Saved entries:
::::

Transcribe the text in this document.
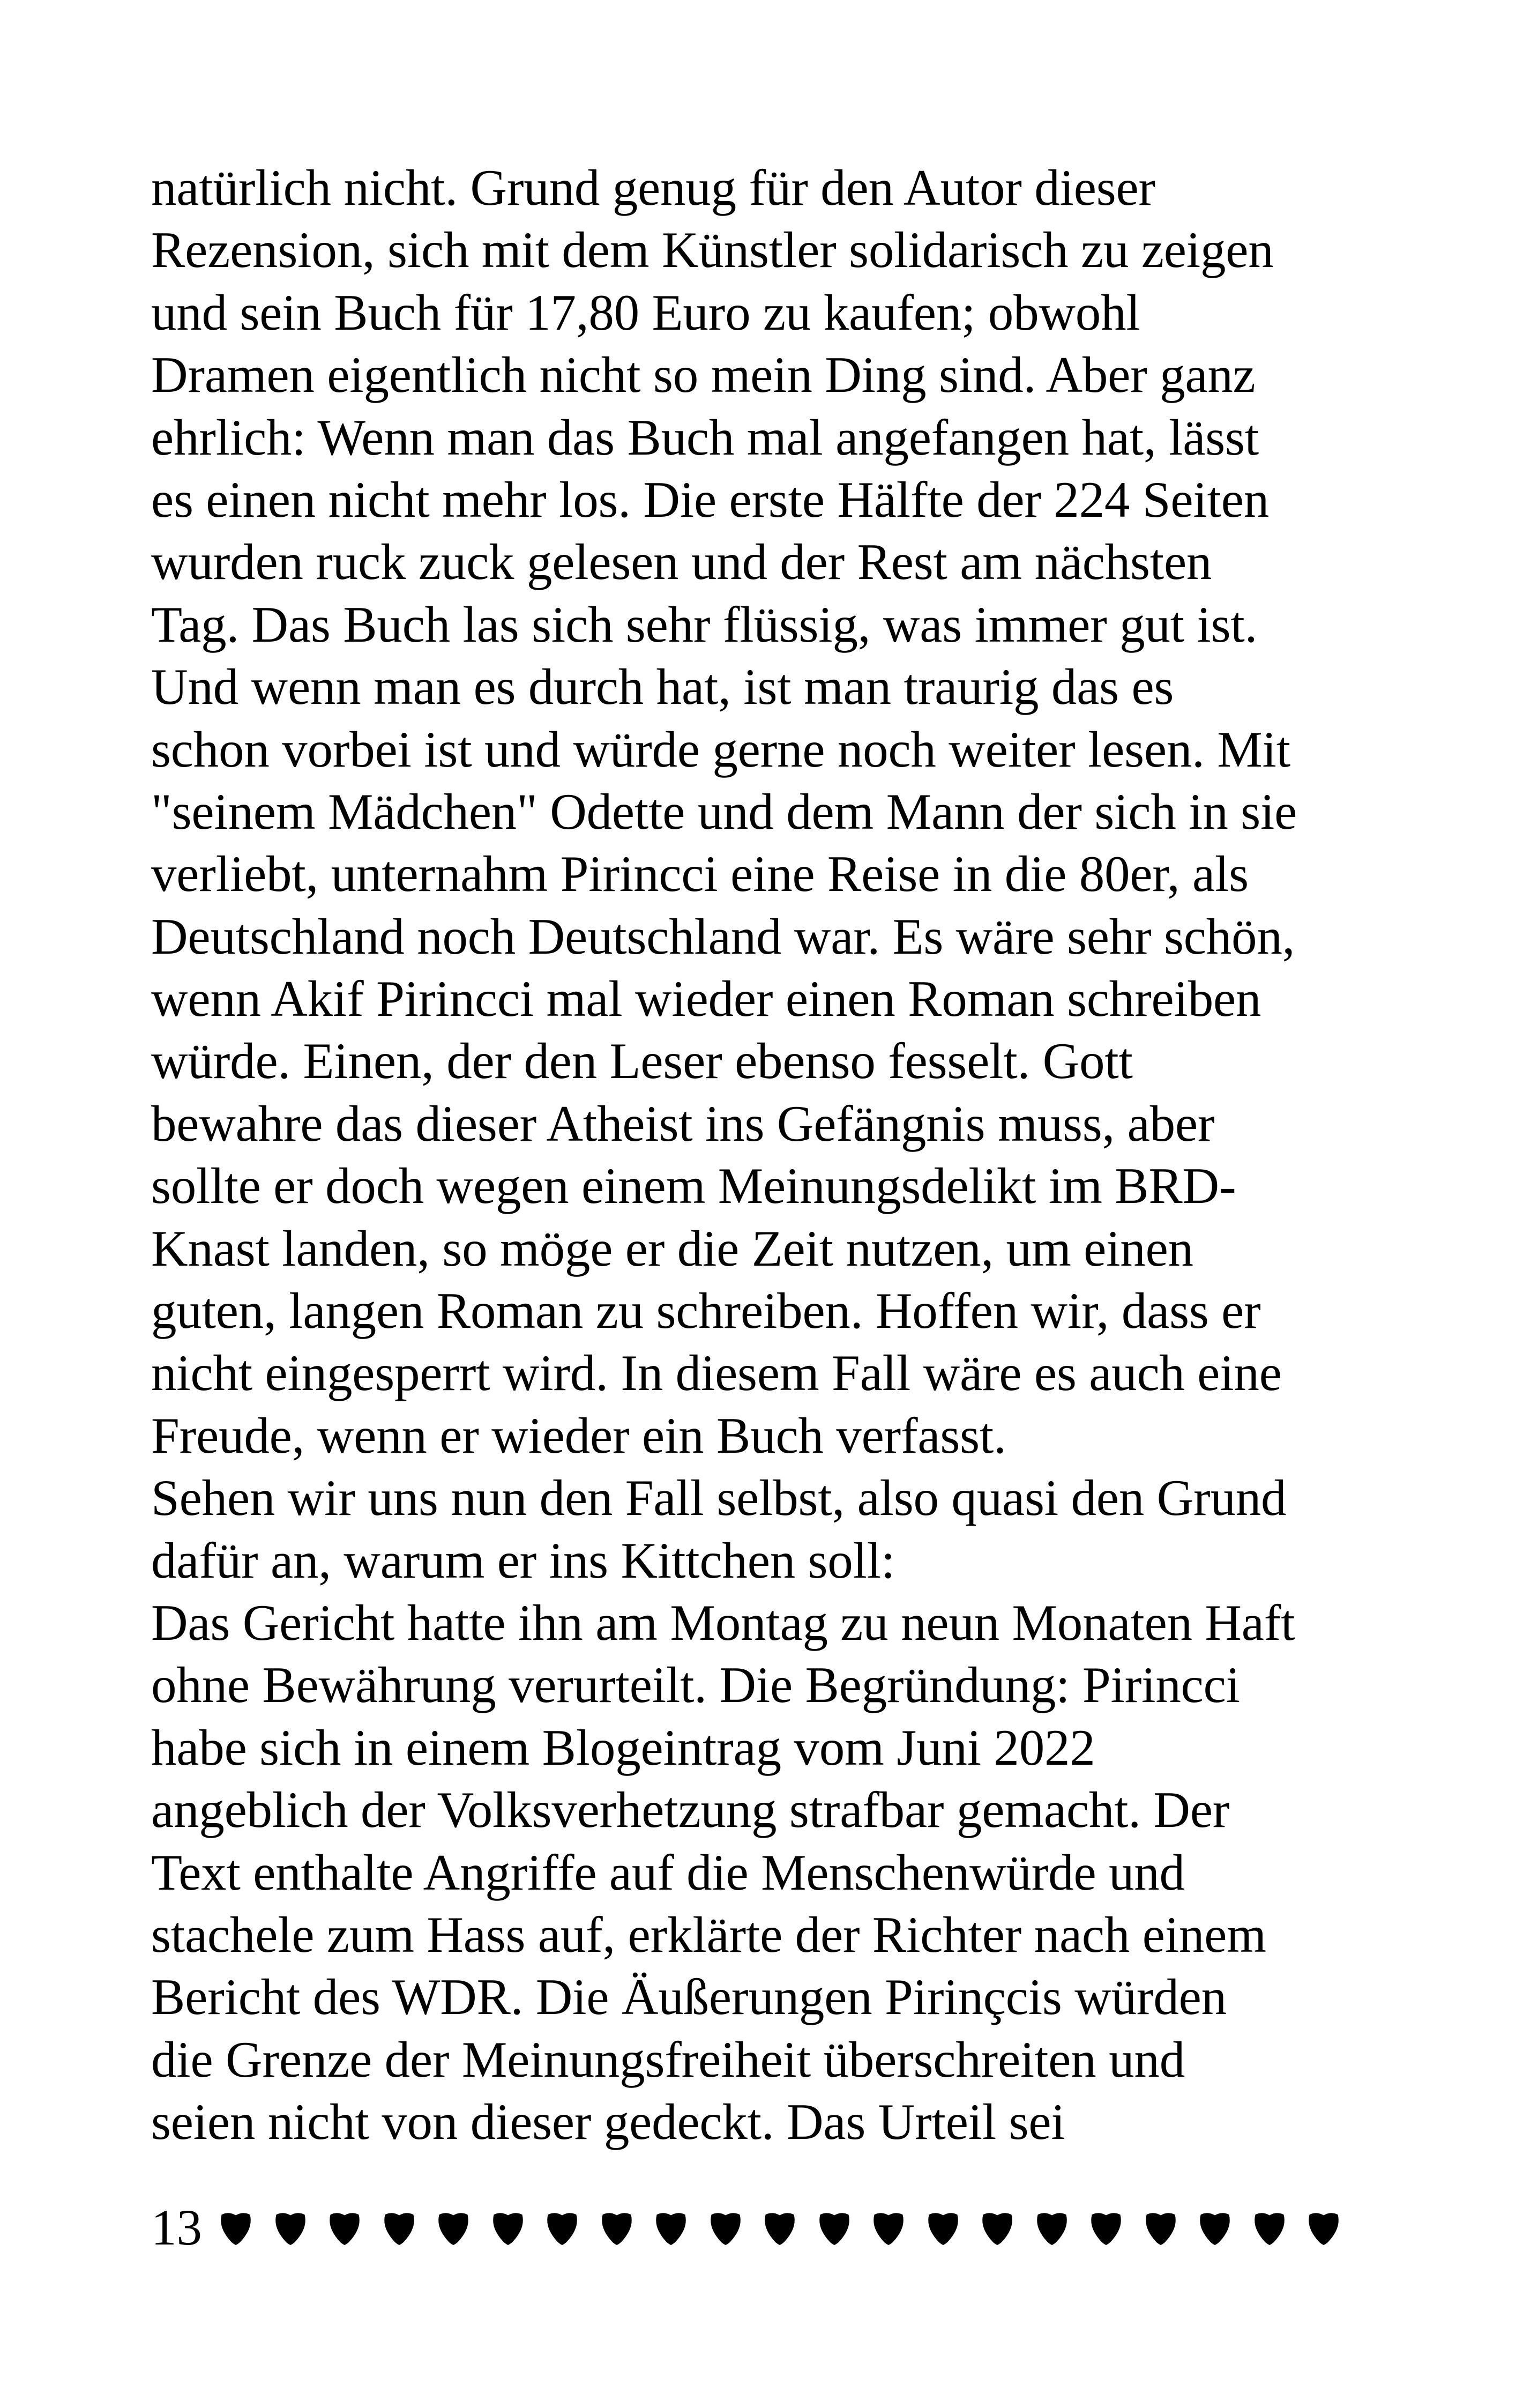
natürlich nicht. Grund genug für den Autor dieser
Rezension, sich mit dem Künstler solidarisch zu zeigen
und sein Buch für 17,80 Euro zu kaufen; obwohl
Dramen eigentlich nicht so mein Ding sind. Aber ganz
ehrlich: Wenn man das Buch mal angefangen hat, lässt
es einen nicht mehr los. Die erste Hälfte der 224 Seiten
wurden ruck zuck gelesen und der Rest am nächsten
Tag. Das Buch las sich sehr flüssig, was immer gut ist.
Und wenn man es durch hat, ist man traurig das es
schon vorbei ist und würde gerne noch weiter lesen. Mit
"seinem Mädchen" Odette und dem Mann der sich in sie
verliebt, unternahm Pirincci eine Reise in die 80er, als
Deutschland noch Deutschland war. Es wäre sehr schön,
wenn Akif Pirincci mal wieder einen Roman schreiben
würde. Einen, der den Leser ebenso fesselt. Gott
bewahre das dieser Atheist ins Gefängnis muss, aber
sollte er doch wegen einem Meinungsdelikt im BRD-
Knast landen, so möge er die Zeit nutzen, um einen
guten, langen Roman zu schreiben. Hoffen wir, dass er
nicht eingesperrt wird. In diesem Fall wäre es auch eine
Freude, wenn er wieder ein Buch verfasst.
Sehen wir uns nun den Fall selbst, also quasi den Grund
dafür an, warum er ins Kittchen soll:
Das Gericht hatte ihn am Montag zu neun Monaten Haft
ohne Bewährung verurteilt. Die Begründung: Pirincci
habe sich in einem Blogeintrag vom Juni 2022
angeblich der Volksverhetzung strafbar gemacht. Der
Text enthalte Angriffe auf die Menschenwürde und
stachele zum Hass auf, erklärte der Richter nach einem
Bericht des WDR. Die Äußerungen Pirinçcis würden
die Grenze der Meinungsfreiheit überschreiten und
seien nicht von dieser gedeckt. Das Urteil sei
13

::::

Directive: Please set down each line of the data above exactly as written, without the pictures.

Full answer:
Transcribe the text in this document.
natürlich nicht. Grund genug für den Autor dieser
Rezension, sich mit dem Künstler solidarisch zu zeigen
und sein Buch für 17,80 Euro zu kaufen; obwohl
Dramen eigentlich nicht so mein Ding sind. Aber ganz
ehrlich: Wenn man das Buch mal angefangen hat, lässt
es einen nicht mehr los. Die erste Hälfte der 224 Seiten
wurden ruck zuck gelesen und der Rest am nächsten
Tag. Das Buch las sich sehr flüssig, was immer gut ist.
Und wenn man es durch hat, ist man traurig das es
schon vorbei ist und würde gerne noch weiter lesen. Mit
"seinem Mädchen" Odette und dem Mann der sich in sie
verliebt, unternahm Pirincci eine Reise in die 80er, als
Deutschland noch Deutschland war. Es wäre sehr schön,
wenn Akif Pirincci mal wieder einen Roman schreiben
würde. Einen, der den Leser ebenso fesselt. Gott
bewahre das dieser Atheist ins Gefängnis muss, aber
sollte er doch wegen einem Meinungsdelikt im BRD-
Knast landen, so möge er die Zeit nutzen, um einen
guten, langen Roman zu schreiben. Hoffen wir, dass er
nicht eingesperrt wird. In diesem Fall wäre es auch eine
Freude, wenn er wieder ein Buch verfasst.
Sehen wir uns nun den Fall selbst, also quasi den Grund
dafür an, warum er ins Kittchen soll:
Das Gericht hatte ihn am Montag zu neun Monaten Haft
ohne Bewährung verurteilt. Die Begründung: Pirincci
habe sich in einem Blogeintrag vom Juni 2022
angeblich der Volksverhetzung strafbar gemacht. Der
Text enthalte Angriffe auf die Menschenwürde und
stachele zum Hass auf, erklärte der Richter nach einem
Bericht des WDR. Die Äußerungen Pirinçcis würden
die Grenze der Meinungsfreiheit überschreiten und
seien nicht von dieser gedeckt. Das Urteil sei
13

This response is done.